| MATERIAL TO PROCESS |
====================

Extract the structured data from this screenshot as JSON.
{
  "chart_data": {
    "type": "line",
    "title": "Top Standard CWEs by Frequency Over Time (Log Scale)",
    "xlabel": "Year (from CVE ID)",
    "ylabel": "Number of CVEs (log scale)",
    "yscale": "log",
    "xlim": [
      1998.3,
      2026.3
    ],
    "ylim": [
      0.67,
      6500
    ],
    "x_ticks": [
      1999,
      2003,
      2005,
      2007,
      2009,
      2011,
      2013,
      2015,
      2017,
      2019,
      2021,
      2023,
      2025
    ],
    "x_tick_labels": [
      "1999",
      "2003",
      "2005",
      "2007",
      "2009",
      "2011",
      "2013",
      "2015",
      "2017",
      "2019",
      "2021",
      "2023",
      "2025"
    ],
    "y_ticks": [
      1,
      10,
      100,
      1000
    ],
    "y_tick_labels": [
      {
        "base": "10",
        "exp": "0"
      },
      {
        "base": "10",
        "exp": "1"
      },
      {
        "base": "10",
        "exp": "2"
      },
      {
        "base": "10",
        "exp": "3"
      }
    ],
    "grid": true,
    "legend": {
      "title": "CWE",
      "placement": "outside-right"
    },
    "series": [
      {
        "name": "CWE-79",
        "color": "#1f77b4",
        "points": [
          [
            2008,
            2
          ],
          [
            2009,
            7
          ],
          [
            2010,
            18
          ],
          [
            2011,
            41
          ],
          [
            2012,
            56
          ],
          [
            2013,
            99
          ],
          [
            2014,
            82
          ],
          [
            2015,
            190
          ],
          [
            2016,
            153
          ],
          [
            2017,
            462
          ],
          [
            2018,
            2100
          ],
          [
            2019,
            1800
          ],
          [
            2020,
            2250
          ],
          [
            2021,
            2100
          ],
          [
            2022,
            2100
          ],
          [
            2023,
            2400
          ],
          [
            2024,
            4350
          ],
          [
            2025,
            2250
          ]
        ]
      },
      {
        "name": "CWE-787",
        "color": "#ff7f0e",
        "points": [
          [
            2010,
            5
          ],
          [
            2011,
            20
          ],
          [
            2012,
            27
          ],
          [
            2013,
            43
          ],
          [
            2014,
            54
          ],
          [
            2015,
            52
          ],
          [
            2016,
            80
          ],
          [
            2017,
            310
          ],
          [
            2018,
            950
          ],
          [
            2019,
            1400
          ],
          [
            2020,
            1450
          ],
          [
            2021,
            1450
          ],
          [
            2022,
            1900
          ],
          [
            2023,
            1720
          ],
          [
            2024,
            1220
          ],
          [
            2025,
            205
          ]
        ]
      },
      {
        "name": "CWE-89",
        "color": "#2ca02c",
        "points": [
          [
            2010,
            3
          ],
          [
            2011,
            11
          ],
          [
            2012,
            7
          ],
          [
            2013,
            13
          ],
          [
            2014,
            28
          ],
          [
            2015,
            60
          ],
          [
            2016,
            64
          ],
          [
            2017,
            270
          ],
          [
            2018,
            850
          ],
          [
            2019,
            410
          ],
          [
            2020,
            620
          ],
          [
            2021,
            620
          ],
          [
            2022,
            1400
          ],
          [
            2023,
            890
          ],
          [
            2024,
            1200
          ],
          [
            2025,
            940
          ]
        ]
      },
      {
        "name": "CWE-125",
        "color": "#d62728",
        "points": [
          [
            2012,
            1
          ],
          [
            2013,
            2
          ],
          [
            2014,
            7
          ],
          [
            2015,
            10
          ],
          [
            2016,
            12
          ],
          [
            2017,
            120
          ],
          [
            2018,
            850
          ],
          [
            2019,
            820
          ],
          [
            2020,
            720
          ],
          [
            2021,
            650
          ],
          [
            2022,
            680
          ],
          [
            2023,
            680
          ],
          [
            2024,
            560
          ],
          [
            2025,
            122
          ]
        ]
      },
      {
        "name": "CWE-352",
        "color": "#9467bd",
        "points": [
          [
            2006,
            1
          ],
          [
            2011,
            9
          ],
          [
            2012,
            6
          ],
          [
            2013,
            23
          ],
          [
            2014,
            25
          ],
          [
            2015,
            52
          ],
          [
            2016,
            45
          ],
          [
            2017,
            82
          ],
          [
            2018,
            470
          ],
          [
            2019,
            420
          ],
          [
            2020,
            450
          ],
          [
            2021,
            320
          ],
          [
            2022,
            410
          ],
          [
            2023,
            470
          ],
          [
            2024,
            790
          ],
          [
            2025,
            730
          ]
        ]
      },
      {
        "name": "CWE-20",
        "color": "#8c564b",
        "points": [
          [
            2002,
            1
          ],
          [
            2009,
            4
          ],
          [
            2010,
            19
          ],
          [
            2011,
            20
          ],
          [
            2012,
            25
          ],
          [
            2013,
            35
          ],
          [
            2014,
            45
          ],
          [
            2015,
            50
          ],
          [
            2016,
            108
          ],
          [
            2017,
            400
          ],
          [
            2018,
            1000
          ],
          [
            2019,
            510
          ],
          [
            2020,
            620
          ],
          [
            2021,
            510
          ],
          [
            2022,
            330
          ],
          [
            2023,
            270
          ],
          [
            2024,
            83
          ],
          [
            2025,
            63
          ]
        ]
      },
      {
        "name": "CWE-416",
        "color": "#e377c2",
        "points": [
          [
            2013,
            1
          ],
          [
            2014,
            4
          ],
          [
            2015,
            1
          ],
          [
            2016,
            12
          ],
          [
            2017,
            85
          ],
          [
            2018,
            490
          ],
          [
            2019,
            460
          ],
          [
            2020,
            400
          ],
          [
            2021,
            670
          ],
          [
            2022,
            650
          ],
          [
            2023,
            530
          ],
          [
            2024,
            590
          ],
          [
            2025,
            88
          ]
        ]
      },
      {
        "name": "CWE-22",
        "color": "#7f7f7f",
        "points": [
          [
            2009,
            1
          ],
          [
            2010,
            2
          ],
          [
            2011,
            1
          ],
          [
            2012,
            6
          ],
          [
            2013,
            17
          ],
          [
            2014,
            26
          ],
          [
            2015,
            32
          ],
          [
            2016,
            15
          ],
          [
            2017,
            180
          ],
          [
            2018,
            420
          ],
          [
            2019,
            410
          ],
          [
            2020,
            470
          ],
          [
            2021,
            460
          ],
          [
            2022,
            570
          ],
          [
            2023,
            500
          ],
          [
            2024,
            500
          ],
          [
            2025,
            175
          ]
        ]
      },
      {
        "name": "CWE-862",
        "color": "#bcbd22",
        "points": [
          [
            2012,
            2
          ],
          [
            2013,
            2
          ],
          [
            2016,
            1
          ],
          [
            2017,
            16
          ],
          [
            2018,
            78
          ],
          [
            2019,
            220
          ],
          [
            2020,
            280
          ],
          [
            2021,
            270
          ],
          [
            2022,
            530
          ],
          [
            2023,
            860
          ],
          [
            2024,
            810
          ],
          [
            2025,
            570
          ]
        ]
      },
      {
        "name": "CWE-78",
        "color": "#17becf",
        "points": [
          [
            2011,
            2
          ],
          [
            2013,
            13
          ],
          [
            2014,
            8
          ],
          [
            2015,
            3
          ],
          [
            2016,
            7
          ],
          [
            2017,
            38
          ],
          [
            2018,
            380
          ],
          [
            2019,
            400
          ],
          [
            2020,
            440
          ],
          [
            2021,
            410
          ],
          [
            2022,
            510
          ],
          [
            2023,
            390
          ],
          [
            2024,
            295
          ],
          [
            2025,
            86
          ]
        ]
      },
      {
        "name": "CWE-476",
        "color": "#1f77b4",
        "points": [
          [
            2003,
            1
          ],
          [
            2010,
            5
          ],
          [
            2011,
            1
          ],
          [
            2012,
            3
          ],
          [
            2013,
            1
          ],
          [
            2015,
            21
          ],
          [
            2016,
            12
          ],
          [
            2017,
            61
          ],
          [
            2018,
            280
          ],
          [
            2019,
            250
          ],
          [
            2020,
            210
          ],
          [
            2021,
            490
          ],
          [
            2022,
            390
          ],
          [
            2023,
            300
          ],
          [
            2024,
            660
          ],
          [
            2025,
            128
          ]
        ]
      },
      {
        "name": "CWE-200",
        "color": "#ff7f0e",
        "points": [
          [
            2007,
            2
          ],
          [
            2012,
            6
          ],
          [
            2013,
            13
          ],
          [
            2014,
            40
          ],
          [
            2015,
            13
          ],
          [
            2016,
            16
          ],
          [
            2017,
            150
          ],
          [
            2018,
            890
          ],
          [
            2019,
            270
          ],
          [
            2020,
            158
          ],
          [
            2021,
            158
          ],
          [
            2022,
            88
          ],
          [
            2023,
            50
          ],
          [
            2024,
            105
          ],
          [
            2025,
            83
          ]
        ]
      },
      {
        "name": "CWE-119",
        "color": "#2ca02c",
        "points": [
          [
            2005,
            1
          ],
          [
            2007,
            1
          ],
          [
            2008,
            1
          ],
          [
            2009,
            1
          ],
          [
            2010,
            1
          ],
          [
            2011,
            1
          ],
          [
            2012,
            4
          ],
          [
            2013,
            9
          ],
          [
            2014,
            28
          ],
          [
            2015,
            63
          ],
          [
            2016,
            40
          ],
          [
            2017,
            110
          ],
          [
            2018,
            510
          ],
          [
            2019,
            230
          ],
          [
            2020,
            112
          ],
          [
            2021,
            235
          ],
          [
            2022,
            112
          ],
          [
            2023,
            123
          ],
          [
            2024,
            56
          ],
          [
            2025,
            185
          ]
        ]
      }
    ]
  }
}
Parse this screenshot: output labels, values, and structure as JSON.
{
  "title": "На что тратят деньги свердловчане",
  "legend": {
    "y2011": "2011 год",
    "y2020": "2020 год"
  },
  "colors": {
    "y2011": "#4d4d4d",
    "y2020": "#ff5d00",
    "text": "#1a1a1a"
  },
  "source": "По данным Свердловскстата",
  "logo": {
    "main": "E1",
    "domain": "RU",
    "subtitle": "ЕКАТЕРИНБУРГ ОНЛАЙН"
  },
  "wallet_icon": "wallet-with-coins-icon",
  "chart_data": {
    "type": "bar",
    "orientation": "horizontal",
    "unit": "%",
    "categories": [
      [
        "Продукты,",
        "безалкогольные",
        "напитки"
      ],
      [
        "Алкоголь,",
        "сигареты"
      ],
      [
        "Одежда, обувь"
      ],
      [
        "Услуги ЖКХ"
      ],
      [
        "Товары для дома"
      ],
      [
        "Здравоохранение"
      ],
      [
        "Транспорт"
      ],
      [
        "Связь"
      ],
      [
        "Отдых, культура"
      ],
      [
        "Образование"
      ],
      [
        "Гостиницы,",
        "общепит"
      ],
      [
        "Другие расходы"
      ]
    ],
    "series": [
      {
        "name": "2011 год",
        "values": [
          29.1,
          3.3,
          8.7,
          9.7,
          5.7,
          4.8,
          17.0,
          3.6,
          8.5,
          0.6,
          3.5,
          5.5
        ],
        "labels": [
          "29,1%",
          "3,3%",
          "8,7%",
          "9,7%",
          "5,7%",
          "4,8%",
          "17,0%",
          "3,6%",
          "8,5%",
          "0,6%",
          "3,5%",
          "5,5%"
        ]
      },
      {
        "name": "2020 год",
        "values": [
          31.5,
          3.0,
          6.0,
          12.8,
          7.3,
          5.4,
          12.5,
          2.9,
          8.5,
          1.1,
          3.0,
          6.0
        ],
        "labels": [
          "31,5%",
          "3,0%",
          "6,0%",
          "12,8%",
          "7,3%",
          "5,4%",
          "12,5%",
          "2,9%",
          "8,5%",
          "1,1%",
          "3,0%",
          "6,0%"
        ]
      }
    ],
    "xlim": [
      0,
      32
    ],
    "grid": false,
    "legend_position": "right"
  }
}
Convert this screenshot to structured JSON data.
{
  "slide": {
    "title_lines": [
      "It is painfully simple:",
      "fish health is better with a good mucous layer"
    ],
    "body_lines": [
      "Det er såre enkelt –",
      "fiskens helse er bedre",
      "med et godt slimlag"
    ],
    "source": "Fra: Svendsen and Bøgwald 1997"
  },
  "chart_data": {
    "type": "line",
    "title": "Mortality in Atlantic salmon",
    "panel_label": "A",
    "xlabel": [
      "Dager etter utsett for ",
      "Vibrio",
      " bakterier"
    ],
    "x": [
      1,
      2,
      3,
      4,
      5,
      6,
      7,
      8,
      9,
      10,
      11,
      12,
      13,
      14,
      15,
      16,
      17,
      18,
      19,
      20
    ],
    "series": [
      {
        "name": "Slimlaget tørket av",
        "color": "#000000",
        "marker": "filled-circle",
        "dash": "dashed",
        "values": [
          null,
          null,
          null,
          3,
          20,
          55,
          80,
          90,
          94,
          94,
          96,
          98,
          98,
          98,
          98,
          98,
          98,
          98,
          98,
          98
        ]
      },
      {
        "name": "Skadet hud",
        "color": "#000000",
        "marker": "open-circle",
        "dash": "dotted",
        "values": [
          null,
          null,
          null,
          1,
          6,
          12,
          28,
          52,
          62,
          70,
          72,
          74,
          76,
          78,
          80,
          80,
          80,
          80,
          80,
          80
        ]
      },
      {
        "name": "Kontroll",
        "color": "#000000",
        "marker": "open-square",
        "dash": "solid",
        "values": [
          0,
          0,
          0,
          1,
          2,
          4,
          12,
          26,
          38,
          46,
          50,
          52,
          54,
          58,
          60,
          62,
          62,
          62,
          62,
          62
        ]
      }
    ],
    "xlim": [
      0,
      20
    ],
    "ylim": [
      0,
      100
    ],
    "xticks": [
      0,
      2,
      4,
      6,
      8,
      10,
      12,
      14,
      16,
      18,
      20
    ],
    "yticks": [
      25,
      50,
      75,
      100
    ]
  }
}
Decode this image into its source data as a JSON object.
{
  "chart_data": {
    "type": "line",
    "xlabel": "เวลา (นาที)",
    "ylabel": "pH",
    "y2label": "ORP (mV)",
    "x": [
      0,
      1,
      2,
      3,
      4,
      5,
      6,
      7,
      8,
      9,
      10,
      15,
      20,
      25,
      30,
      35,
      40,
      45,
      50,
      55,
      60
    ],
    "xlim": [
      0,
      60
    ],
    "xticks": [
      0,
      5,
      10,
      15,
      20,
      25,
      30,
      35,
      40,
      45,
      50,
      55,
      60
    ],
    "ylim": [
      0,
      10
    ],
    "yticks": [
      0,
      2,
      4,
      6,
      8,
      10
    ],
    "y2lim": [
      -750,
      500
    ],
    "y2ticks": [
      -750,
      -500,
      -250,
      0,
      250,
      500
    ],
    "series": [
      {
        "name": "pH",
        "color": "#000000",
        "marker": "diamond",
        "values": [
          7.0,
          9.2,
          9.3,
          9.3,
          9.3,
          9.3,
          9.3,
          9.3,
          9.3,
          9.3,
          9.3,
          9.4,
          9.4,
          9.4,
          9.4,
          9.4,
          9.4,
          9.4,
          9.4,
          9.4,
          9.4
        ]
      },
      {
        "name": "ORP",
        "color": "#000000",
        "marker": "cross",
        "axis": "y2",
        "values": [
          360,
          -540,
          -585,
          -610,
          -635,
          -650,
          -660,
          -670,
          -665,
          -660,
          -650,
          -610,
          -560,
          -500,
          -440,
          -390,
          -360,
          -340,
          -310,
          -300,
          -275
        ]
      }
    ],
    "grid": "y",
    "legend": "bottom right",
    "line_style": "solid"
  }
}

====================

| YOUR GOAL |
Find out how many lines in the listing contain the string "this". Give the number alone.

| RESULT OF THE EXERCISE |
4